Exercise goal:
For every line in the records that has the word "this", make a copy.

— Begin Available records —

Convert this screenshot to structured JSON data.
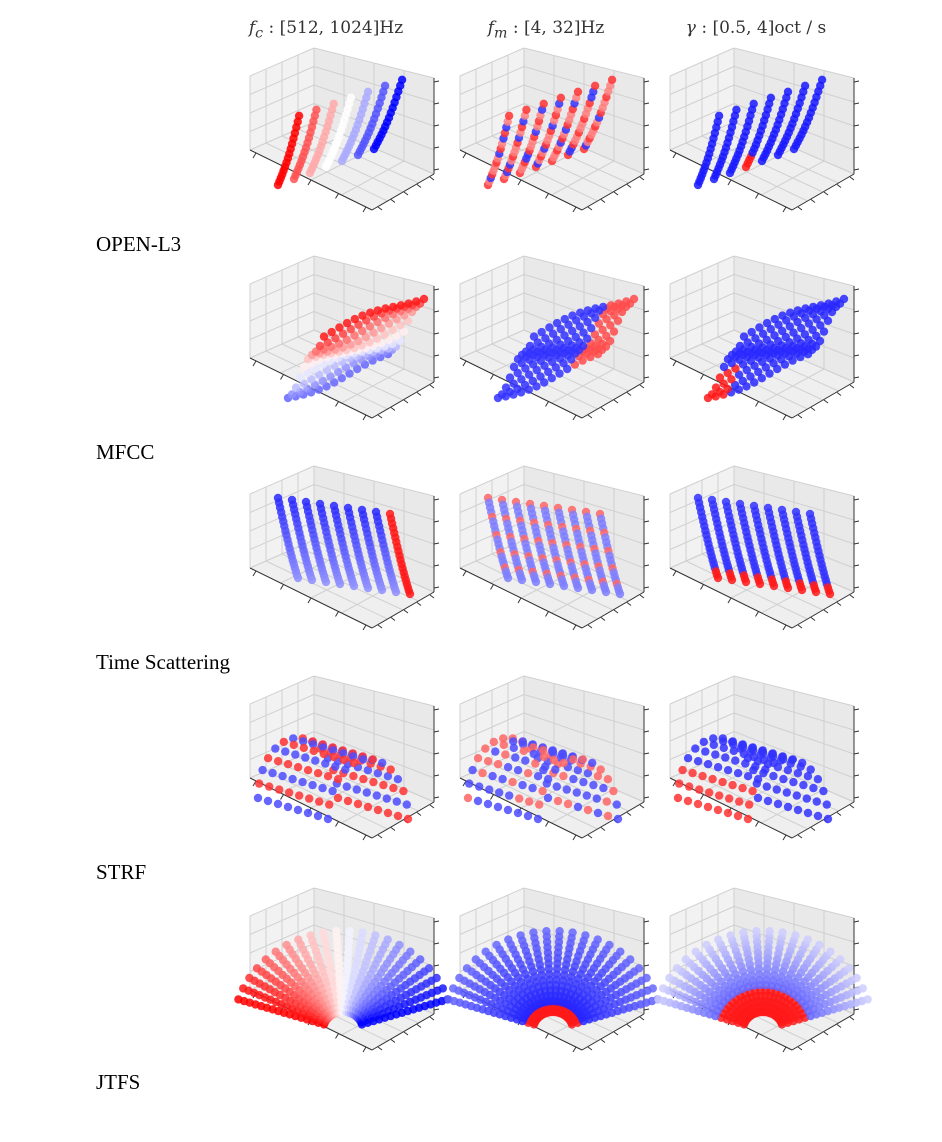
{
  "columns": [
    {
      "var": "f",
      "sub": "c",
      "range": ": [512, 1024]Hz"
    },
    {
      "var": "f",
      "sub": "m",
      "range": ": [4, 32]Hz"
    },
    {
      "var": "γ",
      "sub": "",
      "range": ": [0.5, 4]oct / s"
    }
  ],
  "rows": [
    "OPEN-L3",
    "MFCC",
    "Time Scattering",
    "STRF",
    "JTFS"
  ],
  "colors": {
    "high": "#ff0000",
    "mid": "#ffffff",
    "low": "#0000ff",
    "pane": "#ececec",
    "grid": "#d0d0d0"
  }
}
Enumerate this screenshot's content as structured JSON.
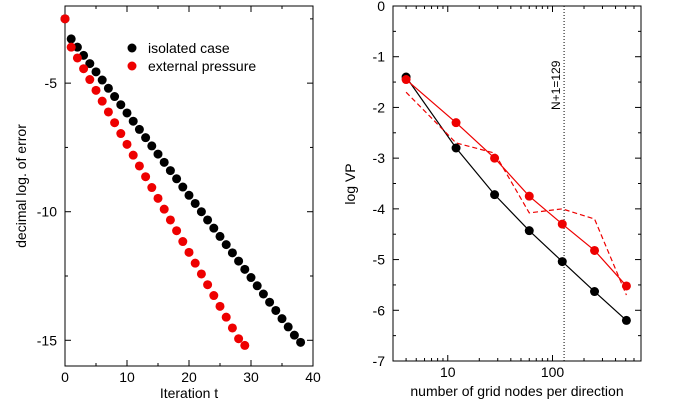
{
  "chart_data": [
    {
      "type": "scatter",
      "xlabel": "Iteration t",
      "ylabel": "decimal log. of error",
      "xlim": [
        0,
        40
      ],
      "ylim": [
        -16,
        -2
      ],
      "xticks": [
        0,
        10,
        20,
        30,
        40
      ],
      "yticks": [
        -5,
        -10,
        -15
      ],
      "legend_position": "top-right",
      "grid": false,
      "series": [
        {
          "name": "isolated case",
          "color": "#000000",
          "x": [
            0,
            1,
            2,
            3,
            4,
            5,
            6,
            7,
            8,
            9,
            10,
            11,
            12,
            13,
            14,
            15,
            16,
            17,
            18,
            19,
            20,
            21,
            22,
            23,
            24,
            25,
            26,
            27,
            28,
            29,
            30,
            31,
            32,
            33,
            34,
            35,
            36,
            37,
            38
          ],
          "y": [
            -2.5,
            -3.28,
            -3.6,
            -3.92,
            -4.24,
            -4.56,
            -4.88,
            -5.2,
            -5.52,
            -5.84,
            -6.16,
            -6.48,
            -6.8,
            -7.12,
            -7.44,
            -7.76,
            -8.08,
            -8.4,
            -8.72,
            -9.04,
            -9.36,
            -9.68,
            -10.0,
            -10.32,
            -10.64,
            -10.96,
            -11.28,
            -11.6,
            -11.92,
            -12.24,
            -12.56,
            -12.88,
            -13.2,
            -13.52,
            -13.84,
            -14.16,
            -14.48,
            -14.8,
            -15.08
          ]
        },
        {
          "name": "external pressure",
          "color": "#ee0000",
          "x": [
            0,
            1,
            2,
            3,
            4,
            5,
            6,
            7,
            8,
            9,
            10,
            11,
            12,
            13,
            14,
            15,
            16,
            17,
            18,
            19,
            20,
            21,
            22,
            23,
            24,
            25,
            26,
            27,
            28,
            29
          ],
          "y": [
            -2.5,
            -3.6,
            -4.02,
            -4.44,
            -4.86,
            -5.28,
            -5.7,
            -6.12,
            -6.54,
            -6.96,
            -7.38,
            -7.8,
            -8.22,
            -8.64,
            -9.06,
            -9.48,
            -9.9,
            -10.32,
            -10.74,
            -11.16,
            -11.58,
            -12.0,
            -12.42,
            -12.84,
            -13.26,
            -13.68,
            -14.1,
            -14.52,
            -14.94,
            -15.2
          ]
        }
      ]
    },
    {
      "type": "line",
      "xlabel": "number of grid nodes per direction",
      "ylabel": "log VP",
      "xscale": "log",
      "xlim": [
        3,
        700
      ],
      "ylim": [
        -7,
        0
      ],
      "xticks": [
        10,
        100
      ],
      "yticks": [
        0,
        -1,
        -2,
        -3,
        -4,
        -5,
        -6,
        -7
      ],
      "grid": false,
      "annotation": {
        "text": "N+1=129",
        "x": 129
      },
      "series": [
        {
          "color": "#000000",
          "style": "solid-markers",
          "x": [
            4,
            12,
            28,
            60,
            124,
            252,
            508
          ],
          "y": [
            -1.4,
            -2.8,
            -3.72,
            -4.43,
            -5.04,
            -5.63,
            -6.2
          ]
        },
        {
          "color": "#ee0000",
          "style": "solid-markers",
          "x": [
            4,
            12,
            28,
            60,
            124,
            252,
            508
          ],
          "y": [
            -1.45,
            -2.3,
            -3.0,
            -3.75,
            -4.3,
            -4.82,
            -5.52
          ]
        },
        {
          "color": "#ee0000",
          "style": "dashed",
          "x": [
            4,
            12,
            28,
            60,
            124,
            252,
            508
          ],
          "y": [
            -1.7,
            -2.7,
            -2.9,
            -4.08,
            -4.0,
            -4.2,
            -5.7
          ]
        }
      ]
    }
  ]
}
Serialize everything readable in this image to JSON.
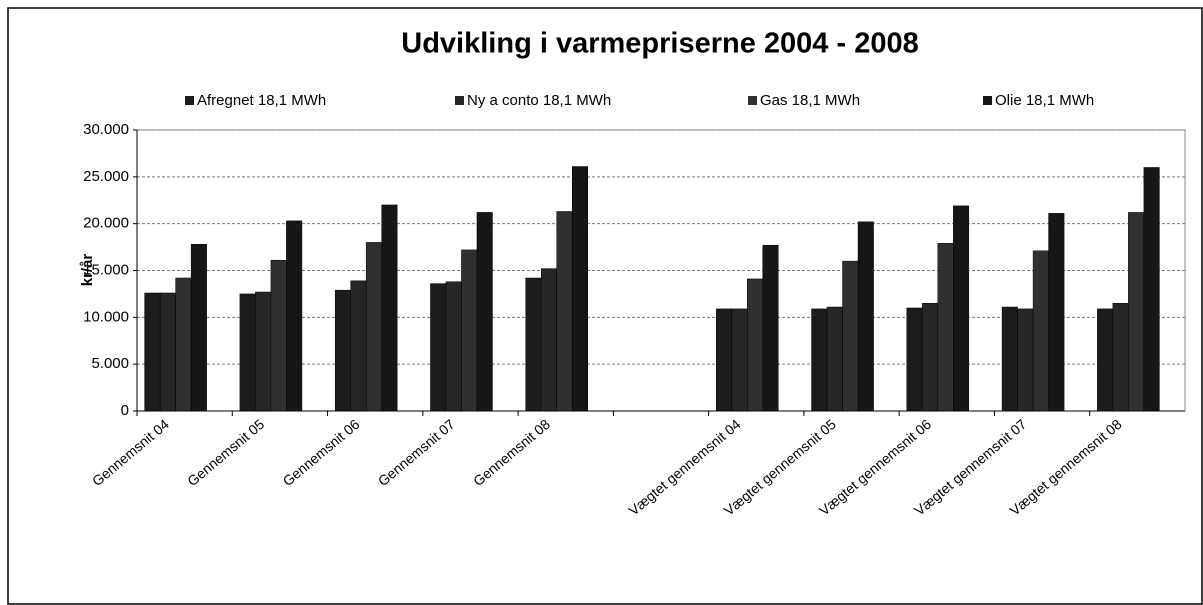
{
  "chart_data": {
    "type": "bar",
    "title": "Udvikling i varmepriserne 2004 - 2008",
    "y_label": "kr/år",
    "categories": [
      "Gennemsnit 04",
      "Gennemsnit 05",
      "Gennemsnit 06",
      "Gennemsnit 07",
      "Gennemsnit 08",
      null,
      "Vægtet gennemsnit 04",
      "Vægtet gennemsnit 05",
      "Vægtet gennemsnit 06",
      "Vægtet gennemsnit 07",
      "Vægtet gennemsnit 08"
    ],
    "series": [
      {
        "name": "Afregnet 18,1 MWh",
        "color": "#1c1c1c",
        "values": [
          12600,
          12500,
          12900,
          13600,
          14200,
          null,
          10900,
          10900,
          11000,
          11100,
          10900
        ]
      },
      {
        "name": "Ny a conto 18,1 MWh",
        "color": "#262626",
        "values": [
          12600,
          12700,
          13900,
          13800,
          15200,
          null,
          10900,
          11100,
          11500,
          10900,
          11500
        ]
      },
      {
        "name": "Gas 18,1 MWh",
        "color": "#303030",
        "values": [
          14200,
          16100,
          18000,
          17200,
          21300,
          null,
          14100,
          16000,
          17900,
          17100,
          21200
        ]
      },
      {
        "name": "Olie 18,1 MWh",
        "color": "#161616",
        "values": [
          17800,
          20300,
          22000,
          21200,
          26100,
          null,
          17700,
          20200,
          21900,
          21100,
          26000
        ]
      }
    ],
    "ylim": [
      0,
      30000
    ],
    "yticks": [
      0,
      {
        "value": 5000,
        "label": "5.000"
      },
      {
        "value": 10000,
        "label": "10.000"
      },
      {
        "value": 15000,
        "label": "15.000"
      },
      {
        "value": 20000,
        "label": "20.000"
      },
      {
        "value": 25000,
        "label": "25.000"
      },
      {
        "value": 30000,
        "label": "30.000"
      }
    ],
    "grid": true
  }
}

— End Available records —

Correct response:
Convert this screenshot to structured JSON data.
Enumerate this screenshot's content as structured JSON.
Serialize everything readable in this image to JSON.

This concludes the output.